### PROBLEM TO SOLVE
Below is a block of data; give all of it again word for word.

### SUPPLIED ENTRIES
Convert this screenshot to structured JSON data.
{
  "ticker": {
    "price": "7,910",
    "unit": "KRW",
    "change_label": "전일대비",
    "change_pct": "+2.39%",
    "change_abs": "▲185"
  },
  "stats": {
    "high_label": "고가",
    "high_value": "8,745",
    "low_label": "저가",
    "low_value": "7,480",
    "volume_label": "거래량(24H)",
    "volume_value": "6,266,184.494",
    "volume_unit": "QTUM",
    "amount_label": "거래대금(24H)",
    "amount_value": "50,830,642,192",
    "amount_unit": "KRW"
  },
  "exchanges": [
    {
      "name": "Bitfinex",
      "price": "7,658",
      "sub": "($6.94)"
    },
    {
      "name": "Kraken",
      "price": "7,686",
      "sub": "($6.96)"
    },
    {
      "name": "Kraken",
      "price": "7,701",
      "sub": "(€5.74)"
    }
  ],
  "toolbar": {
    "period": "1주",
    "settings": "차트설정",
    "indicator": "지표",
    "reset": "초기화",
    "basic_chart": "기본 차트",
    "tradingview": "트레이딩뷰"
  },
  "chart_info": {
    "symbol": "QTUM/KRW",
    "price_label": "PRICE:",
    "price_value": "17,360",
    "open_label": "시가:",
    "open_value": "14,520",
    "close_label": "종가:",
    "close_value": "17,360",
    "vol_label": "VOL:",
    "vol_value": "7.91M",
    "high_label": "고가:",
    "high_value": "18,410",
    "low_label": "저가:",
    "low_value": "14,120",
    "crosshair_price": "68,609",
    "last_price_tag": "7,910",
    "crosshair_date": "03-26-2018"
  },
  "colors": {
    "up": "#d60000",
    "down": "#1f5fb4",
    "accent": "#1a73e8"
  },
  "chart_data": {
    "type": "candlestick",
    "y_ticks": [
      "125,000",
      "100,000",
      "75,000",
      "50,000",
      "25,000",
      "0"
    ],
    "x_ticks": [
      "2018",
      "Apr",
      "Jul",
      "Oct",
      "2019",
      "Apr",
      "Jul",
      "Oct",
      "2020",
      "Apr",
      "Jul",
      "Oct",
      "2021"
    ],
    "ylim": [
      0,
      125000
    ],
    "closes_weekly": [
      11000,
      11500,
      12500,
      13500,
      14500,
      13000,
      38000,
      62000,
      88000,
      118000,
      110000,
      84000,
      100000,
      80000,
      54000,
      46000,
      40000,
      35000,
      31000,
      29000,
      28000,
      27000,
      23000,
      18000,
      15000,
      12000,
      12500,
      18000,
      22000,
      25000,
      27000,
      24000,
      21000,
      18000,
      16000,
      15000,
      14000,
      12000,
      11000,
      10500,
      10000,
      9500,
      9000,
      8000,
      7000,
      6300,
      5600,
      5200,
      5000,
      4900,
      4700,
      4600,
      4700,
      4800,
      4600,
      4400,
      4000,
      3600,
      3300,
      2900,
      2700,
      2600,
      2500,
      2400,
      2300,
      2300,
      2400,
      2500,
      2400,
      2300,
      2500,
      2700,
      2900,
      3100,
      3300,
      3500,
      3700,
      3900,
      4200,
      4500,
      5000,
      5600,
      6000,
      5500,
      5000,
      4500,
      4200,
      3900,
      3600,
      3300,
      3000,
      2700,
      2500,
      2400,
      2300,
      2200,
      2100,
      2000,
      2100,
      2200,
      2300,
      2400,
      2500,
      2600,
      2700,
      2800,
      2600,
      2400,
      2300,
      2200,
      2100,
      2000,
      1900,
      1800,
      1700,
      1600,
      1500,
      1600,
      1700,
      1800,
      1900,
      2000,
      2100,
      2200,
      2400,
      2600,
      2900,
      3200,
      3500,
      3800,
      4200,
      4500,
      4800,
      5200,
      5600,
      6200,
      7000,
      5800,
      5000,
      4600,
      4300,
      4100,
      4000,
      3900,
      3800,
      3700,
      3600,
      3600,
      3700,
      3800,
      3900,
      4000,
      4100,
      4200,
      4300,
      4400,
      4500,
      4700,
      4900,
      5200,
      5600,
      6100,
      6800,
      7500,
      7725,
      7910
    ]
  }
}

### RESPONSE
Convert this screenshot to structured JSON data.
{
  "ticker": {
    "price": "7,910",
    "unit": "KRW",
    "change_label": "전일대비",
    "change_pct": "+2.39%",
    "change_abs": "▲185"
  },
  "stats": {
    "high_label": "고가",
    "high_value": "8,745",
    "low_label": "저가",
    "low_value": "7,480",
    "volume_label": "거래량(24H)",
    "volume_value": "6,266,184.494",
    "volume_unit": "QTUM",
    "amount_label": "거래대금(24H)",
    "amount_value": "50,830,642,192",
    "amount_unit": "KRW"
  },
  "exchanges": [
    {
      "name": "Bitfinex",
      "price": "7,658",
      "sub": "($6.94)"
    },
    {
      "name": "Kraken",
      "price": "7,686",
      "sub": "($6.96)"
    },
    {
      "name": "Kraken",
      "price": "7,701",
      "sub": "(€5.74)"
    }
  ],
  "toolbar": {
    "period": "1주",
    "settings": "차트설정",
    "indicator": "지표",
    "reset": "초기화",
    "basic_chart": "기본 차트",
    "tradingview": "트레이딩뷰"
  },
  "chart_info": {
    "symbol": "QTUM/KRW",
    "price_label": "PRICE:",
    "price_value": "17,360",
    "open_label": "시가:",
    "open_value": "14,520",
    "close_label": "종가:",
    "close_value": "17,360",
    "vol_label": "VOL:",
    "vol_value": "7.91M",
    "high_label": "고가:",
    "high_value": "18,410",
    "low_label": "저가:",
    "low_value": "14,120",
    "crosshair_price": "68,609",
    "last_price_tag": "7,910",
    "crosshair_date": "03-26-2018"
  },
  "colors": {
    "up": "#d60000",
    "down": "#1f5fb4",
    "accent": "#1a73e8"
  },
  "chart_data": {
    "type": "candlestick",
    "y_ticks": [
      "125,000",
      "100,000",
      "75,000",
      "50,000",
      "25,000",
      "0"
    ],
    "x_ticks": [
      "2018",
      "Apr",
      "Jul",
      "Oct",
      "2019",
      "Apr",
      "Jul",
      "Oct",
      "2020",
      "Apr",
      "Jul",
      "Oct",
      "2021"
    ],
    "ylim": [
      0,
      125000
    ],
    "closes_weekly": [
      11000,
      11500,
      12500,
      13500,
      14500,
      13000,
      38000,
      62000,
      88000,
      118000,
      110000,
      84000,
      100000,
      80000,
      54000,
      46000,
      40000,
      35000,
      31000,
      29000,
      28000,
      27000,
      23000,
      18000,
      15000,
      12000,
      12500,
      18000,
      22000,
      25000,
      27000,
      24000,
      21000,
      18000,
      16000,
      15000,
      14000,
      12000,
      11000,
      10500,
      10000,
      9500,
      9000,
      8000,
      7000,
      6300,
      5600,
      5200,
      5000,
      4900,
      4700,
      4600,
      4700,
      4800,
      4600,
      4400,
      4000,
      3600,
      3300,
      2900,
      2700,
      2600,
      2500,
      2400,
      2300,
      2300,
      2400,
      2500,
      2400,
      2300,
      2500,
      2700,
      2900,
      3100,
      3300,
      3500,
      3700,
      3900,
      4200,
      4500,
      5000,
      5600,
      6000,
      5500,
      5000,
      4500,
      4200,
      3900,
      3600,
      3300,
      3000,
      2700,
      2500,
      2400,
      2300,
      2200,
      2100,
      2000,
      2100,
      2200,
      2300,
      2400,
      2500,
      2600,
      2700,
      2800,
      2600,
      2400,
      2300,
      2200,
      2100,
      2000,
      1900,
      1800,
      1700,
      1600,
      1500,
      1600,
      1700,
      1800,
      1900,
      2000,
      2100,
      2200,
      2400,
      2600,
      2900,
      3200,
      3500,
      3800,
      4200,
      4500,
      4800,
      5200,
      5600,
      6200,
      7000,
      5800,
      5000,
      4600,
      4300,
      4100,
      4000,
      3900,
      3800,
      3700,
      3600,
      3600,
      3700,
      3800,
      3900,
      4000,
      4100,
      4200,
      4300,
      4400,
      4500,
      4700,
      4900,
      5200,
      5600,
      6100,
      6800,
      7500,
      7725,
      7910
    ]
  }
}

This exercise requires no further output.